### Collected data

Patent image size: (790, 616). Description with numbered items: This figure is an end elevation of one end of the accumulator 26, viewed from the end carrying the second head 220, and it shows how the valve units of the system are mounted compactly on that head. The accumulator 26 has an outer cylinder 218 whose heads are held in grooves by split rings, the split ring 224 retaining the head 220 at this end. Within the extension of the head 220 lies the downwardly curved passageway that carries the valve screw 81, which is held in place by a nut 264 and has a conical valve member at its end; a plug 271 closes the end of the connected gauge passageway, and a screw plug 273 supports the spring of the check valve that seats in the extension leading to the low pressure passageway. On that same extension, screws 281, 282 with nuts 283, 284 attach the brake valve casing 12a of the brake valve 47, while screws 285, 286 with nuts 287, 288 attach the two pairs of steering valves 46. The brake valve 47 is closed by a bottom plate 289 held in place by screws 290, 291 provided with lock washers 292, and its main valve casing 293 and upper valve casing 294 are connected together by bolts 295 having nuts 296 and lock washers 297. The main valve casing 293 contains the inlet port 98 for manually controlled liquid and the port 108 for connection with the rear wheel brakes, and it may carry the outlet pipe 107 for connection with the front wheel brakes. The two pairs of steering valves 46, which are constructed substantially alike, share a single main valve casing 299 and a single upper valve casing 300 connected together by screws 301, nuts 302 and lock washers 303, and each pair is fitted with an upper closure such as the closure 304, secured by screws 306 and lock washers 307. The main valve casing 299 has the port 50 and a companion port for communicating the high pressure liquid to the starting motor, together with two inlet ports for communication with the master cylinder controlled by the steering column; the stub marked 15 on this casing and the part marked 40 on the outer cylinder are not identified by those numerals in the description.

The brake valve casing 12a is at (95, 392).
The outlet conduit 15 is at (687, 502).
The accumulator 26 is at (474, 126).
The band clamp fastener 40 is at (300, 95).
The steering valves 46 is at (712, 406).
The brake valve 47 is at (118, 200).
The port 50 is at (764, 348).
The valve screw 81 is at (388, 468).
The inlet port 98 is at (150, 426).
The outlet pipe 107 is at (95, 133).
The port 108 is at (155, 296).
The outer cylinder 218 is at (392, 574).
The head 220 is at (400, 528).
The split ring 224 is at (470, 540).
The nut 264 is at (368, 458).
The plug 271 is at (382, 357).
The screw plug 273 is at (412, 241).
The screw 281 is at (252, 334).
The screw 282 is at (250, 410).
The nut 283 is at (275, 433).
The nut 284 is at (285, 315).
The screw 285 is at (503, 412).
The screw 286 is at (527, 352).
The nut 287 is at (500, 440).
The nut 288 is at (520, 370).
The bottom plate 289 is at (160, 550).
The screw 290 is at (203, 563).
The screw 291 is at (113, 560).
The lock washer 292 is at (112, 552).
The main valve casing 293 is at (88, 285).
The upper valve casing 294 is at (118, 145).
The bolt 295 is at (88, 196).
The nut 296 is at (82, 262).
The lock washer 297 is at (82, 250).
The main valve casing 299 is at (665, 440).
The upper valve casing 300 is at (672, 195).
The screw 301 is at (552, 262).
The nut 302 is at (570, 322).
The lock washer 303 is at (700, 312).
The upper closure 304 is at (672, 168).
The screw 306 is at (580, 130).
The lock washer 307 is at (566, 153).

### Given request
Extract every line of the entries above that contains the string "accumulator". Matching is case-sensitive.

### Exercise solution
Patent image size: (790, 616). Description with numbered items: This figure is an end elevation of one end of the accumulator 26, viewed from the end carrying the second head 220, and it shows how the valve units of the system are mounted compactly on that head. The accumulator 26 has an outer cylinder 218 whose heads are held in grooves by split rings, the split ring 224 retaining the head 220 at this end. Within the extension of the head 220 lies the downwardly curved passageway that carries the valve screw 81, which is held in place by a nut 264 and has a conical valve member at its end; a plug 271 closes the end of the connected gauge passageway, and a screw plug 273 supports the spring of the check valve that seats in the extension leading to the low pressure passageway. On that same extension, screws 281, 282 with nuts 283, 284 attach the brake valve casing 12a of the brake valve 47, while screws 285, 286 with nuts 287, 288 attach the two pairs of steering valves 46. The brake valve 47 is closed by a bottom plate 289 held in place by screws 290, 291 provided with lock washers 292, and its main valve casing 293 and upper valve casing 294 are connected together by bolts 295 having nuts 296 and lock washers 297. The main valve casing 293 contains the inlet port 98 for manually controlled liquid and the port 108 for connection with the rear wheel brakes, and it may carry the outlet pipe 107 for connection with the front wheel brakes. The two pairs of steering valves 46, which are constructed substantially alike, share a single main valve casing 299 and a single upper valve casing 300 connected together by screws 301, nuts 302 and lock washers 303, and each pair is fitted with an upper closure such as the closure 304, secured by screws 306 and lock washers 307. The main valve casing 299 has the port 50 and a companion port for communicating the high pressure liquid to the starting motor, together with two inlet ports for communication with the master cylinder controlled by the steering column; the stub marked 15 on this casing and the part marked 40 on the outer cylinder are not identified by those numerals in the description.
The accumulator 26 is at (474, 126).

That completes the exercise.